■ STORED ROWS

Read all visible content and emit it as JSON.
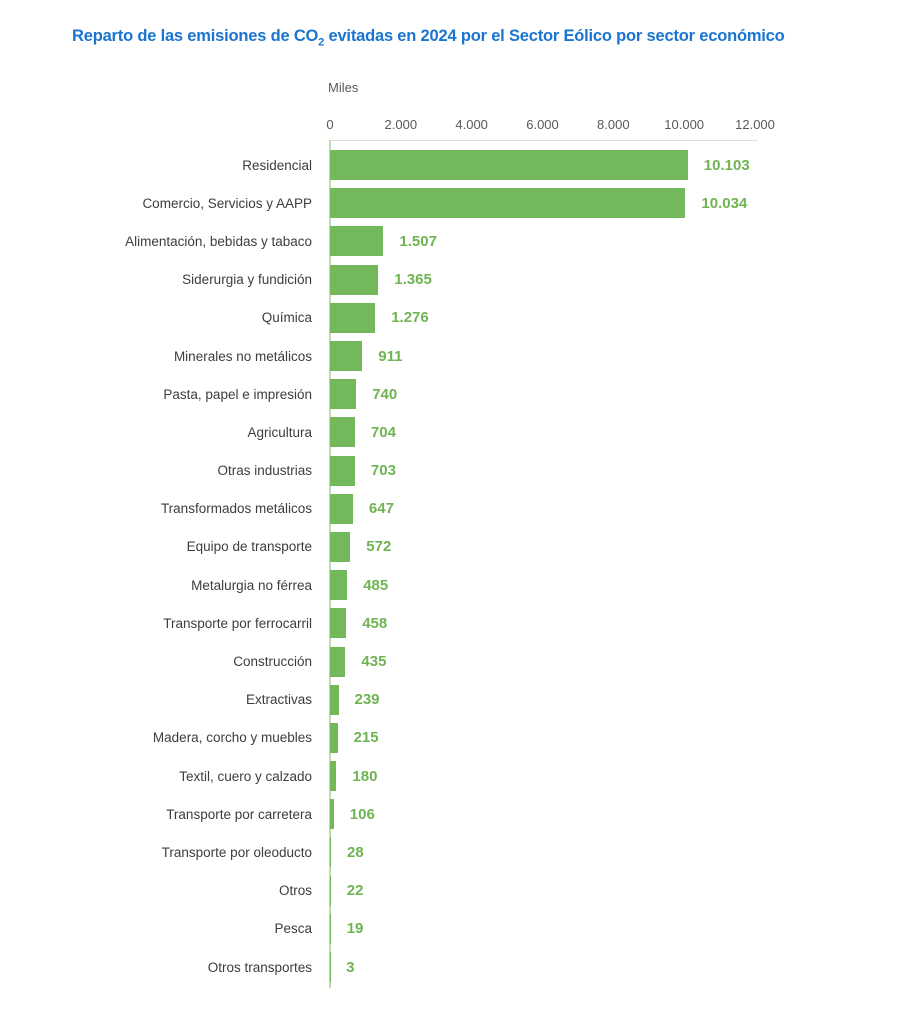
{
  "title": {
    "prefix": "Reparto de las emisiones de CO",
    "subscript": "2",
    "suffix": " evitadas en 2024 por el Sector Eólico por sector económico"
  },
  "axis": {
    "unit_label": "Miles",
    "max": 12000,
    "ticks": [
      {
        "label": "0",
        "value": 0
      },
      {
        "label": "2.000",
        "value": 2000
      },
      {
        "label": "4.000",
        "value": 4000
      },
      {
        "label": "6.000",
        "value": 6000
      },
      {
        "label": "8.000",
        "value": 8000
      },
      {
        "label": "10.000",
        "value": 10000
      },
      {
        "label": "12.000",
        "value": 12000
      }
    ]
  },
  "chart_data": {
    "type": "bar",
    "orientation": "horizontal",
    "title": "Reparto de las emisiones de CO2 evitadas en 2024 por el Sector Eólico por sector económico",
    "xlabel": "Miles",
    "xlim": [
      0,
      12000
    ],
    "grid": false,
    "legend": false,
    "categories": [
      "Residencial",
      "Comercio, Servicios y AAPP",
      "Alimentación, bebidas y tabaco",
      "Siderurgia y fundición",
      "Química",
      "Minerales no metálicos",
      "Pasta, papel e impresión",
      "Agricultura",
      "Otras industrias",
      "Transformados metálicos",
      "Equipo de transporte",
      "Metalurgia no férrea",
      "Transporte por ferrocarril",
      "Construcción",
      "Extractivas",
      "Madera, corcho y muebles",
      "Textil, cuero y calzado",
      "Transporte por carretera",
      "Transporte por oleoducto",
      "Otros",
      "Pesca",
      "Otros transportes"
    ],
    "values": [
      10103,
      10034,
      1507,
      1365,
      1276,
      911,
      740,
      704,
      703,
      647,
      572,
      485,
      458,
      435,
      239,
      215,
      180,
      106,
      28,
      22,
      19,
      3
    ],
    "value_labels": [
      "10.103",
      "10.034",
      "1.507",
      "1.365",
      "1.276",
      "911",
      "740",
      "704",
      "703",
      "647",
      "572",
      "485",
      "458",
      "435",
      "239",
      "215",
      "180",
      "106",
      "28",
      "22",
      "19",
      "3"
    ]
  },
  "colors": {
    "bar": "#73b85a",
    "value_text": "#6fb452",
    "title_text": "#1b75d0",
    "axis_text": "#595959",
    "category_text": "#3d3d3d",
    "axis_line": "#dcdcdc",
    "baseline": "#bedcae"
  }
}
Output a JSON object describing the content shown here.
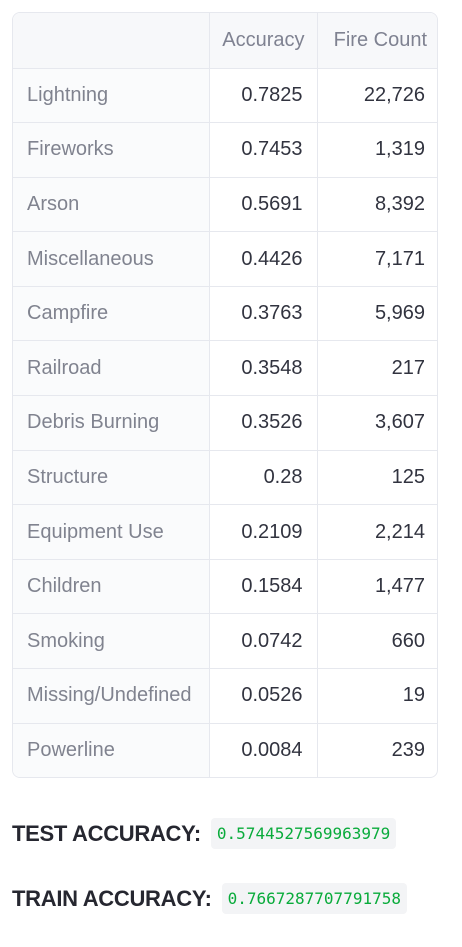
{
  "table": {
    "columns": [
      "",
      "Accuracy",
      "Fire Count"
    ],
    "rows": [
      {
        "cause": "Lightning",
        "accuracy": "0.7825",
        "fire_count": "22,726"
      },
      {
        "cause": "Fireworks",
        "accuracy": "0.7453",
        "fire_count": "1,319"
      },
      {
        "cause": "Arson",
        "accuracy": "0.5691",
        "fire_count": "8,392"
      },
      {
        "cause": "Miscellaneous",
        "accuracy": "0.4426",
        "fire_count": "7,171"
      },
      {
        "cause": "Campfire",
        "accuracy": "0.3763",
        "fire_count": "5,969"
      },
      {
        "cause": "Railroad",
        "accuracy": "0.3548",
        "fire_count": "217"
      },
      {
        "cause": "Debris Burning",
        "accuracy": "0.3526",
        "fire_count": "3,607"
      },
      {
        "cause": "Structure",
        "accuracy": "0.28",
        "fire_count": "125"
      },
      {
        "cause": "Equipment Use",
        "accuracy": "0.2109",
        "fire_count": "2,214"
      },
      {
        "cause": "Children",
        "accuracy": "0.1584",
        "fire_count": "1,477"
      },
      {
        "cause": "Smoking",
        "accuracy": "0.0742",
        "fire_count": "660"
      },
      {
        "cause": "Missing/Undefined",
        "accuracy": "0.0526",
        "fire_count": "19"
      },
      {
        "cause": "Powerline",
        "accuracy": "0.0084",
        "fire_count": "239"
      }
    ]
  },
  "metrics": {
    "test": {
      "label": "TEST ACCURACY:",
      "value": "0.5744527569963979"
    },
    "train": {
      "label": "TRAIN ACCURACY:",
      "value": "0.7667287707791758"
    }
  },
  "colors": {
    "value_text": "#09ab3b",
    "value_bg": "#f3f4f6",
    "border": "#e6e8ee"
  }
}
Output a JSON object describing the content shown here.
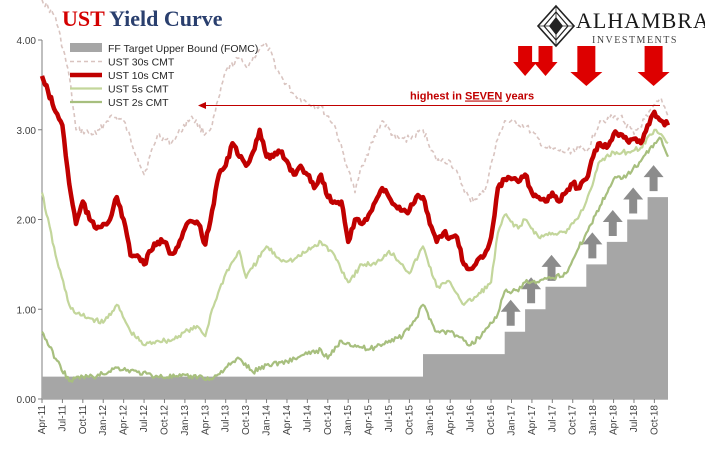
{
  "header": {
    "title_prefix": "UST",
    "title_rest": "Yield Curve",
    "logo_name": "ALHAMBRA",
    "logo_sub": "INVESTMENTS",
    "logo_icon": "diamond-mosaic-icon"
  },
  "annotation": {
    "pre": "highest in ",
    "emph": "SEVEN",
    "post": " years",
    "color": "#c00000"
  },
  "chart_data": {
    "type": "line",
    "ylim": [
      0,
      4
    ],
    "yticks": [
      "0.00",
      "1.00",
      "2.00",
      "3.00",
      "4.00"
    ],
    "x_start": "2011-04",
    "x_end": "2018-12",
    "xticks": [
      "Apr-11",
      "Jul-11",
      "Oct-11",
      "Jan-12",
      "Apr-12",
      "Jul-12",
      "Oct-12",
      "Jan-13",
      "Apr-13",
      "Jul-13",
      "Oct-13",
      "Jan-14",
      "Apr-14",
      "Jul-14",
      "Oct-14",
      "Jan-15",
      "Apr-15",
      "Jul-15",
      "Oct-15",
      "Jan-16",
      "Apr-16",
      "Jul-16",
      "Oct-16",
      "Jan-17",
      "Apr-17",
      "Jul-17",
      "Oct-17",
      "Jan-18",
      "Apr-18",
      "Jul-18",
      "Oct-18"
    ],
    "legend_position": "top-left",
    "series": [
      {
        "name": "FF Target Upper Bound (FOMC)",
        "kind": "area",
        "color": "#a6a6a6",
        "points": [
          [
            "2011-04",
            0.25
          ],
          [
            "2015-12",
            0.25
          ],
          [
            "2015-12",
            0.5
          ],
          [
            "2016-12",
            0.5
          ],
          [
            "2016-12",
            0.75
          ],
          [
            "2017-03",
            0.75
          ],
          [
            "2017-03",
            1.0
          ],
          [
            "2017-06",
            1.0
          ],
          [
            "2017-06",
            1.25
          ],
          [
            "2017-12",
            1.25
          ],
          [
            "2017-12",
            1.5
          ],
          [
            "2018-03",
            1.5
          ],
          [
            "2018-03",
            1.75
          ],
          [
            "2018-06",
            1.75
          ],
          [
            "2018-06",
            2.0
          ],
          [
            "2018-09",
            2.0
          ],
          [
            "2018-09",
            2.25
          ],
          [
            "2018-12",
            2.25
          ]
        ]
      },
      {
        "name": "UST 30s CMT",
        "kind": "dashed",
        "color": "#d9c4c0",
        "points": [
          [
            "2011-04",
            4.45
          ],
          [
            "2011-06",
            4.25
          ],
          [
            "2011-08",
            3.6
          ],
          [
            "2011-09",
            3.0
          ],
          [
            "2011-12",
            2.95
          ],
          [
            "2012-02",
            3.15
          ],
          [
            "2012-04",
            3.1
          ],
          [
            "2012-06",
            2.7
          ],
          [
            "2012-07",
            2.5
          ],
          [
            "2012-09",
            2.95
          ],
          [
            "2012-11",
            2.85
          ],
          [
            "2013-02",
            3.15
          ],
          [
            "2013-04",
            2.95
          ],
          [
            "2013-05",
            3.05
          ],
          [
            "2013-07",
            3.65
          ],
          [
            "2013-09",
            3.8
          ],
          [
            "2013-10",
            3.7
          ],
          [
            "2013-12",
            3.9
          ],
          [
            "2014-01",
            3.95
          ],
          [
            "2014-03",
            3.6
          ],
          [
            "2014-05",
            3.4
          ],
          [
            "2014-07",
            3.3
          ],
          [
            "2014-09",
            3.25
          ],
          [
            "2014-11",
            3.05
          ],
          [
            "2015-01",
            2.55
          ],
          [
            "2015-02",
            2.3
          ],
          [
            "2015-03",
            2.6
          ],
          [
            "2015-06",
            3.1
          ],
          [
            "2015-08",
            2.9
          ],
          [
            "2015-10",
            2.9
          ],
          [
            "2015-12",
            3.0
          ],
          [
            "2016-02",
            2.65
          ],
          [
            "2016-04",
            2.65
          ],
          [
            "2016-07",
            2.2
          ],
          [
            "2016-09",
            2.3
          ],
          [
            "2016-11",
            2.9
          ],
          [
            "2016-12",
            3.1
          ],
          [
            "2017-03",
            3.05
          ],
          [
            "2017-06",
            2.8
          ],
          [
            "2017-09",
            2.75
          ],
          [
            "2017-11",
            2.8
          ],
          [
            "2017-12",
            2.75
          ],
          [
            "2018-02",
            3.1
          ],
          [
            "2018-05",
            3.15
          ],
          [
            "2018-07",
            2.95
          ],
          [
            "2018-09",
            3.15
          ],
          [
            "2018-11",
            3.35
          ],
          [
            "2018-12",
            3.15
          ]
        ]
      },
      {
        "name": "UST 10s CMT",
        "kind": "thick",
        "color": "#c00000",
        "points": [
          [
            "2011-04",
            3.6
          ],
          [
            "2011-06",
            3.2
          ],
          [
            "2011-07",
            3.05
          ],
          [
            "2011-08",
            2.4
          ],
          [
            "2011-09",
            1.95
          ],
          [
            "2011-10",
            2.2
          ],
          [
            "2011-11",
            2.0
          ],
          [
            "2011-12",
            1.9
          ],
          [
            "2012-01",
            1.95
          ],
          [
            "2012-02",
            2.0
          ],
          [
            "2012-03",
            2.25
          ],
          [
            "2012-04",
            2.0
          ],
          [
            "2012-05",
            1.6
          ],
          [
            "2012-06",
            1.6
          ],
          [
            "2012-07",
            1.5
          ],
          [
            "2012-08",
            1.65
          ],
          [
            "2012-09",
            1.75
          ],
          [
            "2012-10",
            1.75
          ],
          [
            "2012-11",
            1.62
          ],
          [
            "2012-12",
            1.7
          ],
          [
            "2013-01",
            1.9
          ],
          [
            "2013-02",
            1.98
          ],
          [
            "2013-03",
            1.95
          ],
          [
            "2013-04",
            1.72
          ],
          [
            "2013-05",
            2.1
          ],
          [
            "2013-06",
            2.5
          ],
          [
            "2013-07",
            2.6
          ],
          [
            "2013-08",
            2.85
          ],
          [
            "2013-09",
            2.7
          ],
          [
            "2013-10",
            2.6
          ],
          [
            "2013-11",
            2.75
          ],
          [
            "2013-12",
            3.0
          ],
          [
            "2014-01",
            2.7
          ],
          [
            "2014-02",
            2.7
          ],
          [
            "2014-03",
            2.75
          ],
          [
            "2014-04",
            2.65
          ],
          [
            "2014-05",
            2.5
          ],
          [
            "2014-06",
            2.6
          ],
          [
            "2014-07",
            2.5
          ],
          [
            "2014-08",
            2.35
          ],
          [
            "2014-09",
            2.5
          ],
          [
            "2014-10",
            2.25
          ],
          [
            "2014-11",
            2.2
          ],
          [
            "2014-12",
            2.2
          ],
          [
            "2015-01",
            1.75
          ],
          [
            "2015-02",
            2.0
          ],
          [
            "2015-03",
            1.95
          ],
          [
            "2015-04",
            2.05
          ],
          [
            "2015-05",
            2.2
          ],
          [
            "2015-06",
            2.35
          ],
          [
            "2015-07",
            2.25
          ],
          [
            "2015-08",
            2.15
          ],
          [
            "2015-09",
            2.1
          ],
          [
            "2015-10",
            2.1
          ],
          [
            "2015-11",
            2.25
          ],
          [
            "2015-12",
            2.25
          ],
          [
            "2016-01",
            1.95
          ],
          [
            "2016-02",
            1.75
          ],
          [
            "2016-03",
            1.85
          ],
          [
            "2016-04",
            1.8
          ],
          [
            "2016-05",
            1.8
          ],
          [
            "2016-06",
            1.5
          ],
          [
            "2016-07",
            1.45
          ],
          [
            "2016-08",
            1.55
          ],
          [
            "2016-09",
            1.6
          ],
          [
            "2016-10",
            1.8
          ],
          [
            "2016-11",
            2.35
          ],
          [
            "2016-12",
            2.45
          ],
          [
            "2017-01",
            2.45
          ],
          [
            "2017-02",
            2.42
          ],
          [
            "2017-03",
            2.5
          ],
          [
            "2017-04",
            2.3
          ],
          [
            "2017-05",
            2.25
          ],
          [
            "2017-06",
            2.2
          ],
          [
            "2017-07",
            2.3
          ],
          [
            "2017-08",
            2.2
          ],
          [
            "2017-09",
            2.3
          ],
          [
            "2017-10",
            2.4
          ],
          [
            "2017-11",
            2.35
          ],
          [
            "2017-12",
            2.45
          ],
          [
            "2018-01",
            2.7
          ],
          [
            "2018-02",
            2.85
          ],
          [
            "2018-03",
            2.8
          ],
          [
            "2018-04",
            2.95
          ],
          [
            "2018-05",
            2.95
          ],
          [
            "2018-06",
            2.88
          ],
          [
            "2018-07",
            2.9
          ],
          [
            "2018-08",
            2.85
          ],
          [
            "2018-09",
            3.05
          ],
          [
            "2018-10",
            3.2
          ],
          [
            "2018-11",
            3.1
          ],
          [
            "2018-12",
            3.05
          ]
        ]
      },
      {
        "name": "UST 5s CMT",
        "kind": "line",
        "color": "#c3d69b",
        "points": [
          [
            "2011-04",
            2.3
          ],
          [
            "2011-06",
            1.6
          ],
          [
            "2011-08",
            1.05
          ],
          [
            "2011-09",
            0.95
          ],
          [
            "2011-11",
            0.9
          ],
          [
            "2012-01",
            0.85
          ],
          [
            "2012-03",
            1.05
          ],
          [
            "2012-05",
            0.75
          ],
          [
            "2012-07",
            0.6
          ],
          [
            "2012-09",
            0.65
          ],
          [
            "2012-11",
            0.65
          ],
          [
            "2013-01",
            0.75
          ],
          [
            "2013-03",
            0.8
          ],
          [
            "2013-04",
            0.7
          ],
          [
            "2013-05",
            1.0
          ],
          [
            "2013-07",
            1.4
          ],
          [
            "2013-09",
            1.65
          ],
          [
            "2013-10",
            1.35
          ],
          [
            "2014-01",
            1.7
          ],
          [
            "2014-03",
            1.55
          ],
          [
            "2014-05",
            1.55
          ],
          [
            "2014-07",
            1.65
          ],
          [
            "2014-09",
            1.75
          ],
          [
            "2014-11",
            1.6
          ],
          [
            "2015-01",
            1.3
          ],
          [
            "2015-03",
            1.5
          ],
          [
            "2015-05",
            1.5
          ],
          [
            "2015-07",
            1.65
          ],
          [
            "2015-09",
            1.5
          ],
          [
            "2015-10",
            1.4
          ],
          [
            "2015-12",
            1.7
          ],
          [
            "2016-02",
            1.25
          ],
          [
            "2016-04",
            1.3
          ],
          [
            "2016-06",
            1.05
          ],
          [
            "2016-08",
            1.15
          ],
          [
            "2016-10",
            1.3
          ],
          [
            "2016-11",
            1.85
          ],
          [
            "2016-12",
            2.05
          ],
          [
            "2017-02",
            1.9
          ],
          [
            "2017-03",
            2.0
          ],
          [
            "2017-05",
            1.8
          ],
          [
            "2017-07",
            1.85
          ],
          [
            "2017-09",
            1.85
          ],
          [
            "2017-11",
            2.05
          ],
          [
            "2017-12",
            2.2
          ],
          [
            "2018-02",
            2.65
          ],
          [
            "2018-04",
            2.75
          ],
          [
            "2018-06",
            2.75
          ],
          [
            "2018-08",
            2.8
          ],
          [
            "2018-10",
            3.0
          ],
          [
            "2018-11",
            2.95
          ],
          [
            "2018-12",
            2.85
          ]
        ]
      },
      {
        "name": "UST 2s CMT",
        "kind": "line",
        "color": "#a7bf7e",
        "points": [
          [
            "2011-04",
            0.75
          ],
          [
            "2011-06",
            0.45
          ],
          [
            "2011-08",
            0.2
          ],
          [
            "2011-10",
            0.25
          ],
          [
            "2011-12",
            0.25
          ],
          [
            "2012-03",
            0.35
          ],
          [
            "2012-06",
            0.3
          ],
          [
            "2012-09",
            0.25
          ],
          [
            "2012-12",
            0.25
          ],
          [
            "2013-03",
            0.25
          ],
          [
            "2013-05",
            0.22
          ],
          [
            "2013-07",
            0.35
          ],
          [
            "2013-09",
            0.45
          ],
          [
            "2013-11",
            0.3
          ],
          [
            "2014-01",
            0.38
          ],
          [
            "2014-04",
            0.42
          ],
          [
            "2014-07",
            0.5
          ],
          [
            "2014-09",
            0.55
          ],
          [
            "2014-10",
            0.45
          ],
          [
            "2014-12",
            0.65
          ],
          [
            "2015-02",
            0.6
          ],
          [
            "2015-04",
            0.55
          ],
          [
            "2015-07",
            0.65
          ],
          [
            "2015-09",
            0.7
          ],
          [
            "2015-11",
            0.9
          ],
          [
            "2015-12",
            1.05
          ],
          [
            "2016-02",
            0.75
          ],
          [
            "2016-04",
            0.75
          ],
          [
            "2016-06",
            0.65
          ],
          [
            "2016-07",
            0.6
          ],
          [
            "2016-09",
            0.75
          ],
          [
            "2016-11",
            0.95
          ],
          [
            "2016-12",
            1.2
          ],
          [
            "2017-02",
            1.2
          ],
          [
            "2017-03",
            1.3
          ],
          [
            "2017-05",
            1.3
          ],
          [
            "2017-07",
            1.35
          ],
          [
            "2017-09",
            1.4
          ],
          [
            "2017-10",
            1.55
          ],
          [
            "2017-12",
            1.85
          ],
          [
            "2018-02",
            2.15
          ],
          [
            "2018-04",
            2.45
          ],
          [
            "2018-06",
            2.5
          ],
          [
            "2018-08",
            2.65
          ],
          [
            "2018-10",
            2.85
          ],
          [
            "2018-11",
            2.9
          ],
          [
            "2018-12",
            2.7
          ]
        ]
      }
    ]
  },
  "markers": {
    "down_arrow_color": "#dd0000",
    "up_arrow_color": "#8c8c8c",
    "down_arrows": [
      "2017-03",
      "2017-06",
      "2017-12",
      "2018-09"
    ],
    "up_arrows": [
      "2016-12",
      "2017-03",
      "2017-06",
      "2017-12",
      "2018-03",
      "2018-06",
      "2018-09"
    ]
  }
}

■ THE REQUEST
Collect every line above that contains the word "metálicos".

■ TASK RESPONSE
      "Minerales no metálicos",
      "Transformados metálicos",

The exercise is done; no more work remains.